THE RECORDS:
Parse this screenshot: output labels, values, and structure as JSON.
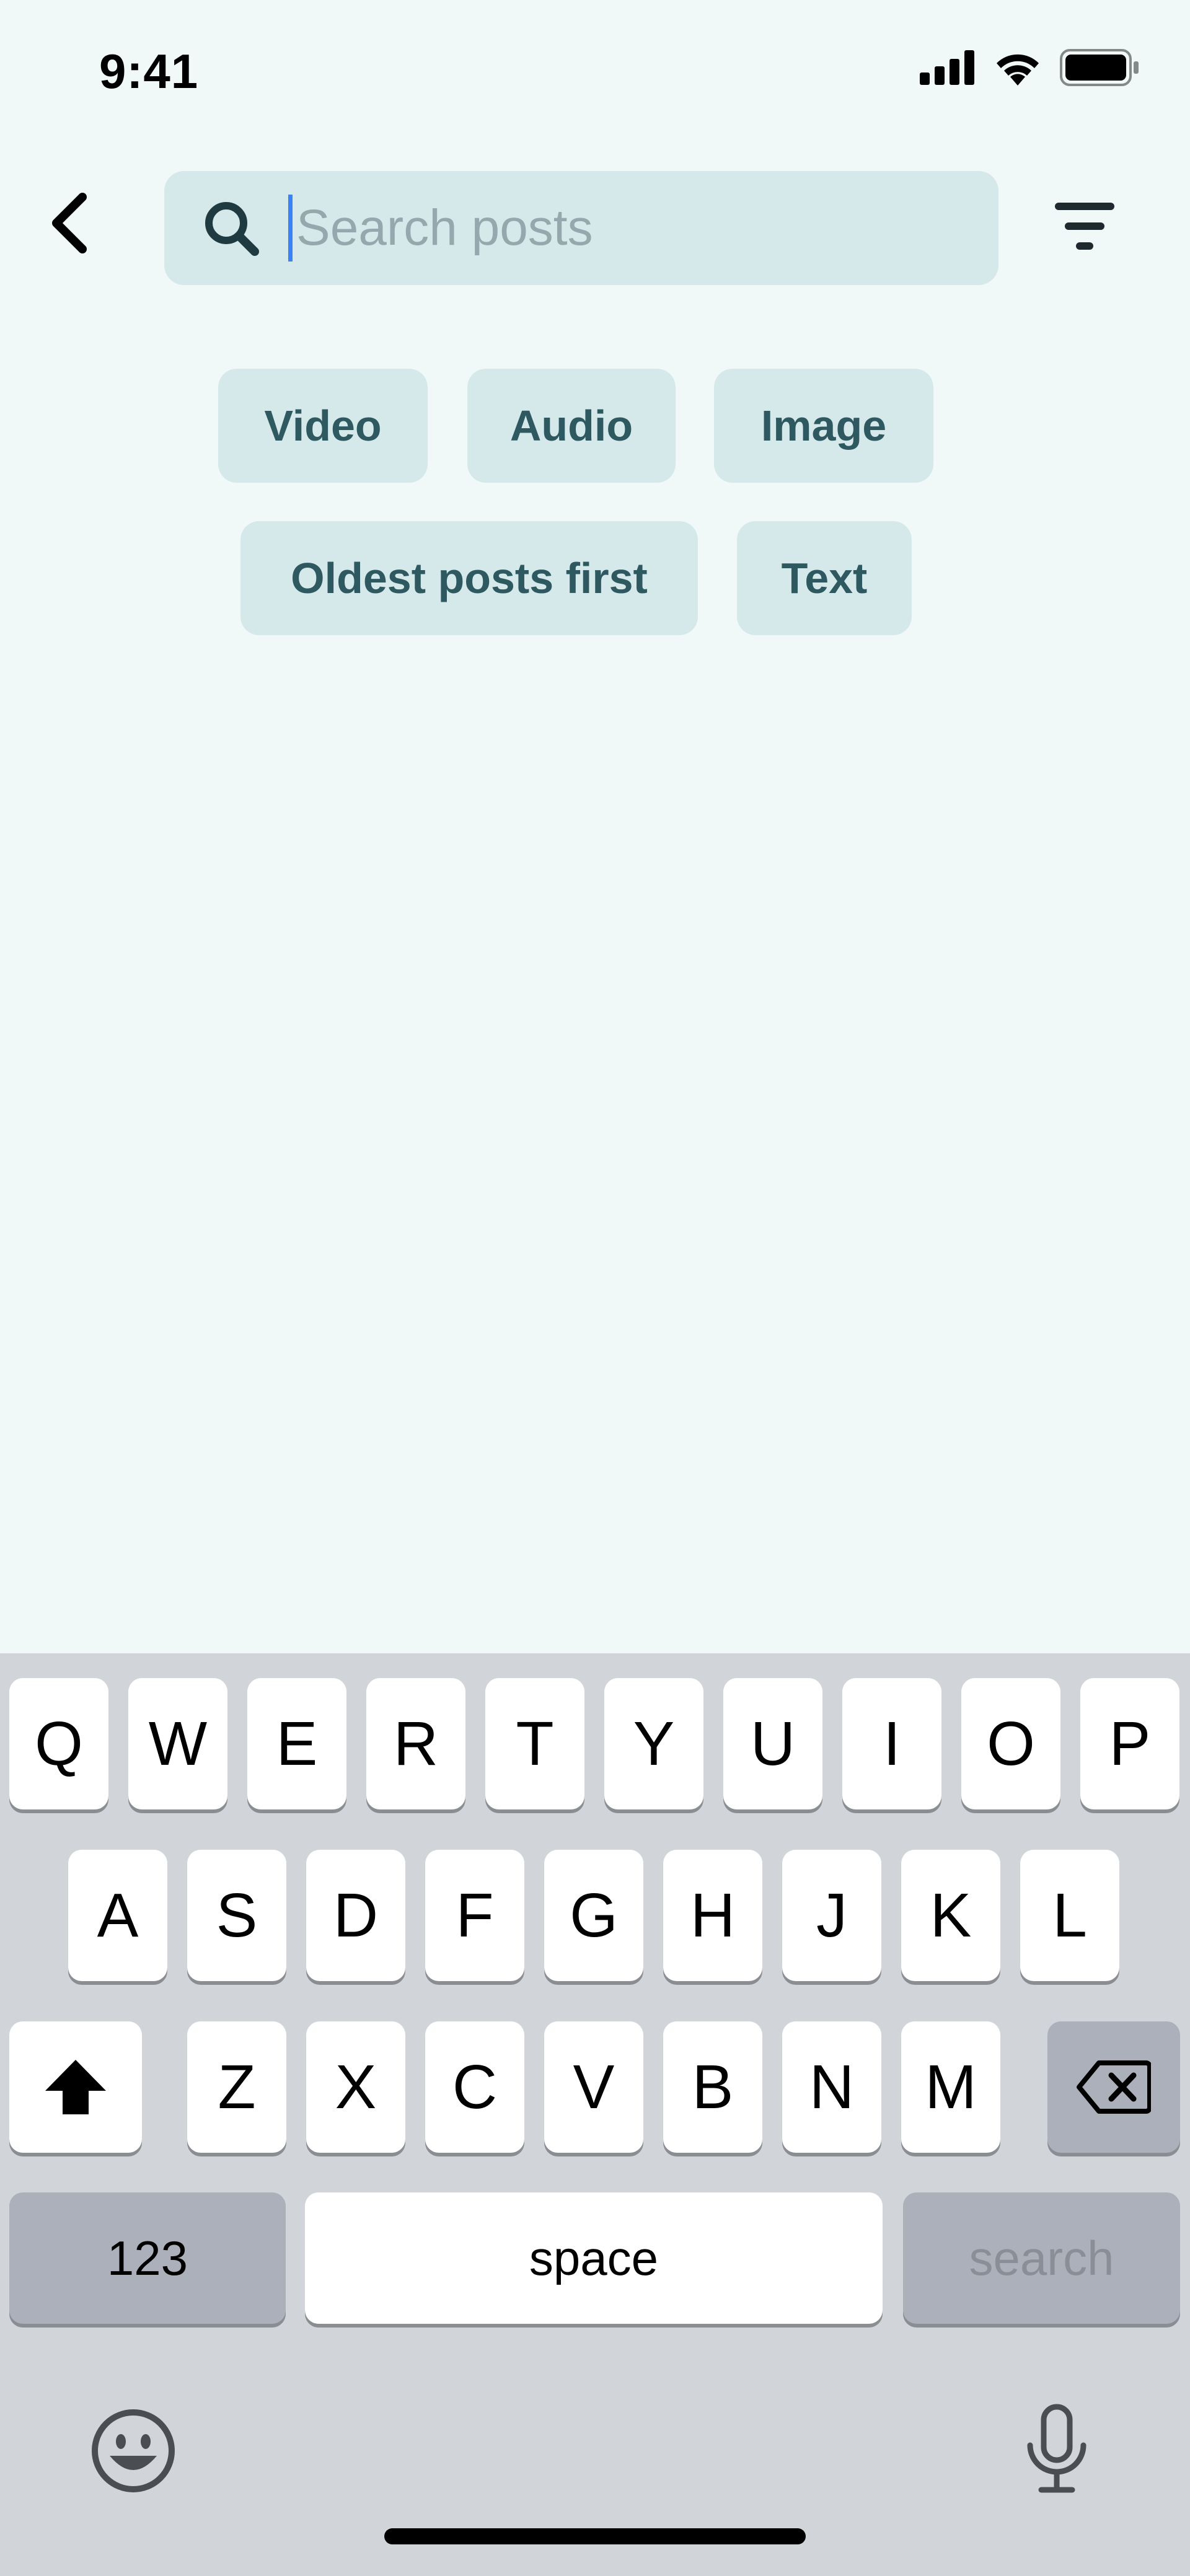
{
  "status_bar": {
    "time": "9:41"
  },
  "search": {
    "placeholder": "Search posts",
    "value": ""
  },
  "chips": [
    {
      "label": "Video"
    },
    {
      "label": "Audio"
    },
    {
      "label": "Image"
    },
    {
      "label": "Oldest posts first"
    },
    {
      "label": "Text"
    }
  ],
  "keyboard": {
    "row1": [
      "Q",
      "W",
      "E",
      "R",
      "T",
      "Y",
      "U",
      "I",
      "O",
      "P"
    ],
    "row2": [
      "A",
      "S",
      "D",
      "F",
      "G",
      "H",
      "J",
      "K",
      "L"
    ],
    "row3": [
      "Z",
      "X",
      "C",
      "V",
      "B",
      "N",
      "M"
    ],
    "numbers_label": "123",
    "space_label": "space",
    "search_label": "search"
  },
  "colors": {
    "background": "#F0F9F8",
    "chip_bg": "#D6E9EA",
    "chip_text": "#2F5960",
    "caret": "#3B82F6",
    "keyboard_bg": "#D1D4D9"
  },
  "icons": [
    "back-chevron-icon",
    "search-icon",
    "filter-icon",
    "signal-icon",
    "wifi-icon",
    "battery-icon",
    "shift-icon",
    "backspace-icon",
    "emoji-icon",
    "microphone-icon"
  ]
}
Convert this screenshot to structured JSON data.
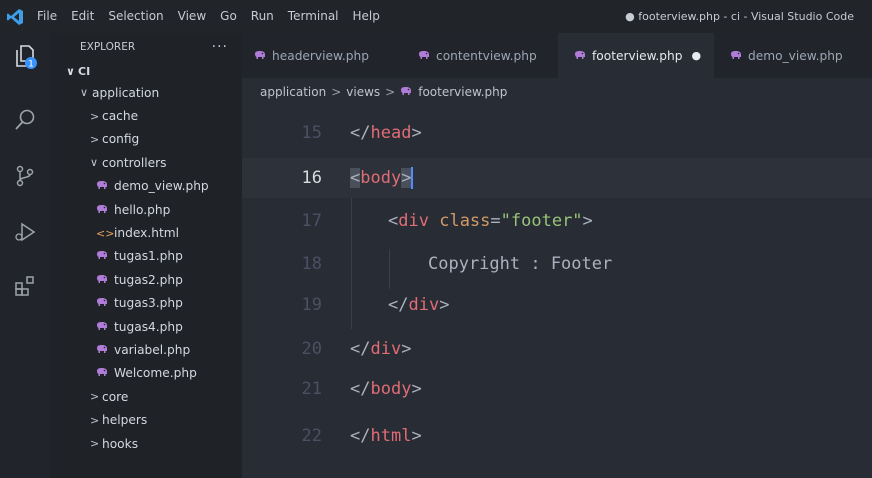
{
  "menu": [
    "File",
    "Edit",
    "Selection",
    "View",
    "Go",
    "Run",
    "Terminal",
    "Help"
  ],
  "window_title": "● footerview.php - ci - Visual Studio Code",
  "activity": {
    "badge": "1"
  },
  "explorer": {
    "header": "EXPLORER",
    "more": "···",
    "root": "CI",
    "items": [
      {
        "label": "application",
        "chevron": "∨",
        "icon": "none"
      },
      {
        "label": "cache",
        "chevron": ">",
        "icon": "none"
      },
      {
        "label": "config",
        "chevron": ">",
        "icon": "none"
      },
      {
        "label": "controllers",
        "chevron": "∨",
        "icon": "none"
      },
      {
        "label": "demo_view.php",
        "chevron": "",
        "icon": "php-icon"
      },
      {
        "label": "hello.php",
        "chevron": "",
        "icon": "php-icon"
      },
      {
        "label": "index.html",
        "chevron": "",
        "icon": "html-icon"
      },
      {
        "label": "tugas1.php",
        "chevron": "",
        "icon": "php-icon"
      },
      {
        "label": "tugas2.php",
        "chevron": "",
        "icon": "php-icon"
      },
      {
        "label": "tugas3.php",
        "chevron": "",
        "icon": "php-icon"
      },
      {
        "label": "tugas4.php",
        "chevron": "",
        "icon": "php-icon"
      },
      {
        "label": "variabel.php",
        "chevron": "",
        "icon": "php-icon"
      },
      {
        "label": "Welcome.php",
        "chevron": "",
        "icon": "php-icon"
      },
      {
        "label": "core",
        "chevron": ">",
        "icon": "none"
      },
      {
        "label": "helpers",
        "chevron": ">",
        "icon": "none"
      },
      {
        "label": "hooks",
        "chevron": ">",
        "icon": "none"
      }
    ]
  },
  "tabs": [
    {
      "label": "headerview.php",
      "active": false
    },
    {
      "label": "contentview.php",
      "active": false
    },
    {
      "label": "footerview.php",
      "active": true,
      "dirty": "●"
    },
    {
      "label": "demo_view.php",
      "active": false
    }
  ],
  "breadcrumb": {
    "part1": "application",
    "part2": "views",
    "part3": "footerview.php",
    "sep": ">"
  },
  "editor": {
    "lines": [
      {
        "num": "15",
        "code": "</head>"
      },
      {
        "num": "16",
        "code": "<body>"
      },
      {
        "num": "17",
        "code": "<div class=\"footer\">"
      },
      {
        "num": "18",
        "code": "Copyright : Footer"
      },
      {
        "num": "19",
        "code": "</div>"
      },
      {
        "num": "20",
        "code": "</div>"
      },
      {
        "num": "21",
        "code": "</body>"
      },
      {
        "num": "22",
        "code": "</html>"
      }
    ],
    "tokens": {
      "lt": "<",
      "lts": "</",
      "gt": ">",
      "head": "head",
      "body": "body",
      "div": "div",
      "html": "html",
      "class_attr": "class",
      "eq": "=",
      "footer_str": "\"footer\"",
      "copyright": "Copyright : Footer"
    }
  },
  "colors": {
    "accent": "#528bff",
    "tag": "#e06c75",
    "string": "#98c379",
    "attr": "#d19a66",
    "badge": "#3794ff"
  }
}
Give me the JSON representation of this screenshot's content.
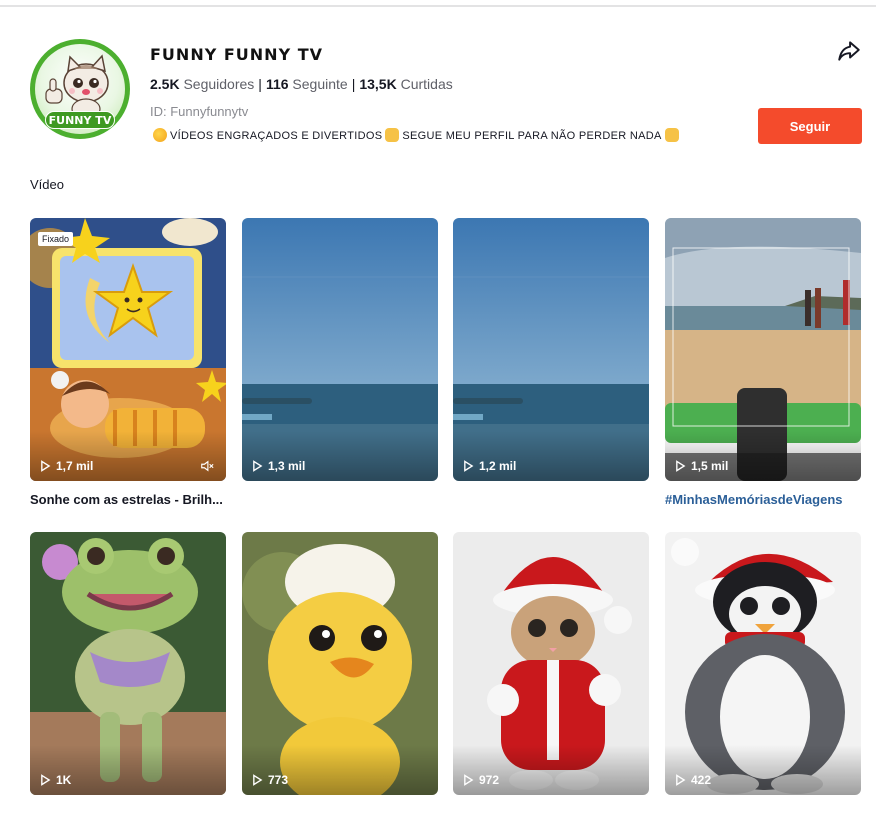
{
  "profile": {
    "avatar_text": "FUNNY TV",
    "name": "FUNNY FUNNY TV",
    "followers_count": "2.5K",
    "followers_label": "Seguidores",
    "following_count": "116",
    "following_label": "Seguinte",
    "likes_count": "13,5K",
    "likes_label": "Curtidas",
    "id_text": "ID: Funnyfunnytv",
    "bio_part1": "VÍDEOS ENGRAÇADOS E DIVERTIDOS",
    "bio_part2": "SEGUE MEU PERFIL PARA NÃO PERDER NADA",
    "follow_label": "Seguir"
  },
  "icons": {
    "share": "share-icon",
    "play": "play-icon",
    "mute": "mute-icon"
  },
  "colors": {
    "follow_button": "#f44b2c",
    "hashtag": "#2b5f98"
  },
  "section": {
    "label": "Vídeo"
  },
  "videos": [
    {
      "views": "1,7 mil",
      "pinned": "Fixado",
      "caption": "Sonhe com as estrelas - Brilh..."
    },
    {
      "views": "1,3 mil",
      "caption": ""
    },
    {
      "views": "1,2 mil",
      "caption": ""
    },
    {
      "views": "1,5 mil",
      "caption": "#MinhasMemóriasdeViagens"
    },
    {
      "views": "1K"
    },
    {
      "views": "773"
    },
    {
      "views": "972"
    },
    {
      "views": "422"
    }
  ]
}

WHAT YOU HAVE TO DO: Reproduce every record above exactly, omitting the pictures.

WRITTEN SOLUTION:
Parse this screenshot: output labels, values, and structure as JSON.
{
  "status_bar": {
    "time": "9:41"
  },
  "search": {
    "placeholder": "Search posts",
    "value": ""
  },
  "chips": [
    {
      "label": "Video"
    },
    {
      "label": "Audio"
    },
    {
      "label": "Image"
    },
    {
      "label": "Oldest posts first"
    },
    {
      "label": "Text"
    }
  ],
  "keyboard": {
    "row1": [
      "Q",
      "W",
      "E",
      "R",
      "T",
      "Y",
      "U",
      "I",
      "O",
      "P"
    ],
    "row2": [
      "A",
      "S",
      "D",
      "F",
      "G",
      "H",
      "J",
      "K",
      "L"
    ],
    "row3": [
      "Z",
      "X",
      "C",
      "V",
      "B",
      "N",
      "M"
    ],
    "numbers_label": "123",
    "space_label": "space",
    "search_label": "search"
  },
  "colors": {
    "background": "#F0F9F8",
    "chip_bg": "#D6E9EA",
    "chip_text": "#2F5960",
    "caret": "#3B82F6",
    "keyboard_bg": "#D1D4D9"
  },
  "icons": [
    "back-chevron-icon",
    "search-icon",
    "filter-icon",
    "signal-icon",
    "wifi-icon",
    "battery-icon",
    "shift-icon",
    "backspace-icon",
    "emoji-icon",
    "microphone-icon"
  ]
}
Convert this screenshot to structured JSON data.
{
  "menu": [
    "File",
    "Edit",
    "Selection",
    "View",
    "Go",
    "Run",
    "Terminal",
    "Help"
  ],
  "window_title": "● footerview.php - ci - Visual Studio Code",
  "activity": {
    "badge": "1"
  },
  "explorer": {
    "header": "EXPLORER",
    "more": "···",
    "root": "CI",
    "items": [
      {
        "label": "application",
        "chevron": "∨",
        "icon": "none"
      },
      {
        "label": "cache",
        "chevron": ">",
        "icon": "none"
      },
      {
        "label": "config",
        "chevron": ">",
        "icon": "none"
      },
      {
        "label": "controllers",
        "chevron": "∨",
        "icon": "none"
      },
      {
        "label": "demo_view.php",
        "chevron": "",
        "icon": "php-icon"
      },
      {
        "label": "hello.php",
        "chevron": "",
        "icon": "php-icon"
      },
      {
        "label": "index.html",
        "chevron": "",
        "icon": "html-icon"
      },
      {
        "label": "tugas1.php",
        "chevron": "",
        "icon": "php-icon"
      },
      {
        "label": "tugas2.php",
        "chevron": "",
        "icon": "php-icon"
      },
      {
        "label": "tugas3.php",
        "chevron": "",
        "icon": "php-icon"
      },
      {
        "label": "tugas4.php",
        "chevron": "",
        "icon": "php-icon"
      },
      {
        "label": "variabel.php",
        "chevron": "",
        "icon": "php-icon"
      },
      {
        "label": "Welcome.php",
        "chevron": "",
        "icon": "php-icon"
      },
      {
        "label": "core",
        "chevron": ">",
        "icon": "none"
      },
      {
        "label": "helpers",
        "chevron": ">",
        "icon": "none"
      },
      {
        "label": "hooks",
        "chevron": ">",
        "icon": "none"
      }
    ]
  },
  "tabs": [
    {
      "label": "headerview.php",
      "active": false
    },
    {
      "label": "contentview.php",
      "active": false
    },
    {
      "label": "footerview.php",
      "active": true,
      "dirty": "●"
    },
    {
      "label": "demo_view.php",
      "active": false
    }
  ],
  "breadcrumb": {
    "part1": "application",
    "part2": "views",
    "part3": "footerview.php",
    "sep": ">"
  },
  "editor": {
    "lines": [
      {
        "num": "15",
        "code": "</head>"
      },
      {
        "num": "16",
        "code": "<body>"
      },
      {
        "num": "17",
        "code": "<div class=\"footer\">"
      },
      {
        "num": "18",
        "code": "Copyright : Footer"
      },
      {
        "num": "19",
        "code": "</div>"
      },
      {
        "num": "20",
        "code": "</div>"
      },
      {
        "num": "21",
        "code": "</body>"
      },
      {
        "num": "22",
        "code": "</html>"
      }
    ],
    "tokens": {
      "lt": "<",
      "lts": "</",
      "gt": ">",
      "head": "head",
      "body": "body",
      "div": "div",
      "html": "html",
      "class_attr": "class",
      "eq": "=",
      "footer_str": "\"footer\"",
      "copyright": "Copyright : Footer"
    }
  },
  "colors": {
    "accent": "#528bff",
    "tag": "#e06c75",
    "string": "#98c379",
    "attr": "#d19a66",
    "badge": "#3794ff"
  }
}
Give me the JSON representation of this screenshot's content.
{
  "profile": {
    "avatar_text": "FUNNY TV",
    "name": "FUNNY FUNNY TV",
    "followers_count": "2.5K",
    "followers_label": "Seguidores",
    "following_count": "116",
    "following_label": "Seguinte",
    "likes_count": "13,5K",
    "likes_label": "Curtidas",
    "id_text": "ID: Funnyfunnytv",
    "bio_part1": "VÍDEOS ENGRAÇADOS E DIVERTIDOS",
    "bio_part2": "SEGUE MEU PERFIL PARA NÃO PERDER NADA",
    "follow_label": "Seguir"
  },
  "icons": {
    "share": "share-icon",
    "play": "play-icon",
    "mute": "mute-icon"
  },
  "colors": {
    "follow_button": "#f44b2c",
    "hashtag": "#2b5f98"
  },
  "section": {
    "label": "Vídeo"
  },
  "videos": [
    {
      "views": "1,7 mil",
      "pinned": "Fixado",
      "caption": "Sonhe com as estrelas - Brilh..."
    },
    {
      "views": "1,3 mil",
      "caption": ""
    },
    {
      "views": "1,2 mil",
      "caption": ""
    },
    {
      "views": "1,5 mil",
      "caption": "#MinhasMemóriasdeViagens"
    },
    {
      "views": "1K"
    },
    {
      "views": "773"
    },
    {
      "views": "972"
    },
    {
      "views": "422"
    }
  ]
}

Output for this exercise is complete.